▶ Task details: The listing below should be written out exactly; please include all of it.

— begin Input rows —

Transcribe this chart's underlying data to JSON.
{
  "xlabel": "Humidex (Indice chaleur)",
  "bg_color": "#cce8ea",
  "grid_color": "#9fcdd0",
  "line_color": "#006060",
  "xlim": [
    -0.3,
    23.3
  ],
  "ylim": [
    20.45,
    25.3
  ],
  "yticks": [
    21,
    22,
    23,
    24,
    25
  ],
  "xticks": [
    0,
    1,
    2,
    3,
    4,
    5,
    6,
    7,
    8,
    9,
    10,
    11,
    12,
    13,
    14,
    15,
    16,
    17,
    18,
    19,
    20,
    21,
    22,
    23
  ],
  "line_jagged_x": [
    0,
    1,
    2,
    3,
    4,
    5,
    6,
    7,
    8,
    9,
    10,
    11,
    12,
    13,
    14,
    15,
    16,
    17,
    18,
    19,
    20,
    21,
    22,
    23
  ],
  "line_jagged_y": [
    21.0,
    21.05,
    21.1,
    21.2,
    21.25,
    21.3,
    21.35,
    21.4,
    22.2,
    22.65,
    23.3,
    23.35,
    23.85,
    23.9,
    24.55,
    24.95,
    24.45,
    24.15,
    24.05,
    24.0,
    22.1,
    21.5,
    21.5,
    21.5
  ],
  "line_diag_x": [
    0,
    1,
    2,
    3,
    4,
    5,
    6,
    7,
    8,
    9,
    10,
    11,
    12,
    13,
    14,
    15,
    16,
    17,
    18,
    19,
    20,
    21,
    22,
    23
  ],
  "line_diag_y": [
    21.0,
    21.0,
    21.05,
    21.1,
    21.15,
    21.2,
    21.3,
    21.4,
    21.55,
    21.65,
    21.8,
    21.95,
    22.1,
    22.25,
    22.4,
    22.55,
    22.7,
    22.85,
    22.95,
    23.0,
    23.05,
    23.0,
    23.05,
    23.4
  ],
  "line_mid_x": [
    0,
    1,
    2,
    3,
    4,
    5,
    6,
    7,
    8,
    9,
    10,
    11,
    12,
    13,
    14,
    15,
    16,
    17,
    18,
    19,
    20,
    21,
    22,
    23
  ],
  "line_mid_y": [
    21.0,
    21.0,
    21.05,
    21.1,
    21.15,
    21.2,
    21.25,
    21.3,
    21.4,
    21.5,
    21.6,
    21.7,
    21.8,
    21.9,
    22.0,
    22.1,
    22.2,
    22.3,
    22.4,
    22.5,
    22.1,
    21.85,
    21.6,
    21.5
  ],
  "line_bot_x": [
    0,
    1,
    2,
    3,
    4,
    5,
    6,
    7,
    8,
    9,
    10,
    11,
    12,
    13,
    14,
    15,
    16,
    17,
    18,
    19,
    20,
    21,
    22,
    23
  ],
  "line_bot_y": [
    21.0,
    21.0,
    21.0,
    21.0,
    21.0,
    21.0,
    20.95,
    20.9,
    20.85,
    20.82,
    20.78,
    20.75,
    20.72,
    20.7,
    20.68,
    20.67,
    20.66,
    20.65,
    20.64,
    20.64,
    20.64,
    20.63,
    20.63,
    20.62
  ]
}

— end Input rows —

▶ Exercise answer:
Transcribe this chart's underlying data to JSON.
{
  "xlabel": "Humidex (Indice chaleur)",
  "bg_color": "#cce8ea",
  "grid_color": "#9fcdd0",
  "line_color": "#006060",
  "xlim": [
    -0.3,
    23.3
  ],
  "ylim": [
    20.45,
    25.3
  ],
  "yticks": [
    21,
    22,
    23,
    24,
    25
  ],
  "xticks": [
    0,
    1,
    2,
    3,
    4,
    5,
    6,
    7,
    8,
    9,
    10,
    11,
    12,
    13,
    14,
    15,
    16,
    17,
    18,
    19,
    20,
    21,
    22,
    23
  ],
  "line_jagged_x": [
    0,
    1,
    2,
    3,
    4,
    5,
    6,
    7,
    8,
    9,
    10,
    11,
    12,
    13,
    14,
    15,
    16,
    17,
    18,
    19,
    20,
    21,
    22,
    23
  ],
  "line_jagged_y": [
    21.0,
    21.05,
    21.1,
    21.2,
    21.25,
    21.3,
    21.35,
    21.4,
    22.2,
    22.65,
    23.3,
    23.35,
    23.85,
    23.9,
    24.55,
    24.95,
    24.45,
    24.15,
    24.05,
    24.0,
    22.1,
    21.5,
    21.5,
    21.5
  ],
  "line_diag_x": [
    0,
    1,
    2,
    3,
    4,
    5,
    6,
    7,
    8,
    9,
    10,
    11,
    12,
    13,
    14,
    15,
    16,
    17,
    18,
    19,
    20,
    21,
    22,
    23
  ],
  "line_diag_y": [
    21.0,
    21.0,
    21.05,
    21.1,
    21.15,
    21.2,
    21.3,
    21.4,
    21.55,
    21.65,
    21.8,
    21.95,
    22.1,
    22.25,
    22.4,
    22.55,
    22.7,
    22.85,
    22.95,
    23.0,
    23.05,
    23.0,
    23.05,
    23.4
  ],
  "line_mid_x": [
    0,
    1,
    2,
    3,
    4,
    5,
    6,
    7,
    8,
    9,
    10,
    11,
    12,
    13,
    14,
    15,
    16,
    17,
    18,
    19,
    20,
    21,
    22,
    23
  ],
  "line_mid_y": [
    21.0,
    21.0,
    21.05,
    21.1,
    21.15,
    21.2,
    21.25,
    21.3,
    21.4,
    21.5,
    21.6,
    21.7,
    21.8,
    21.9,
    22.0,
    22.1,
    22.2,
    22.3,
    22.4,
    22.5,
    22.1,
    21.85,
    21.6,
    21.5
  ],
  "line_bot_x": [
    0,
    1,
    2,
    3,
    4,
    5,
    6,
    7,
    8,
    9,
    10,
    11,
    12,
    13,
    14,
    15,
    16,
    17,
    18,
    19,
    20,
    21,
    22,
    23
  ],
  "line_bot_y": [
    21.0,
    21.0,
    21.0,
    21.0,
    21.0,
    21.0,
    20.95,
    20.9,
    20.85,
    20.82,
    20.78,
    20.75,
    20.72,
    20.7,
    20.68,
    20.67,
    20.66,
    20.65,
    20.64,
    20.64,
    20.64,
    20.63,
    20.63,
    20.62
  ]
}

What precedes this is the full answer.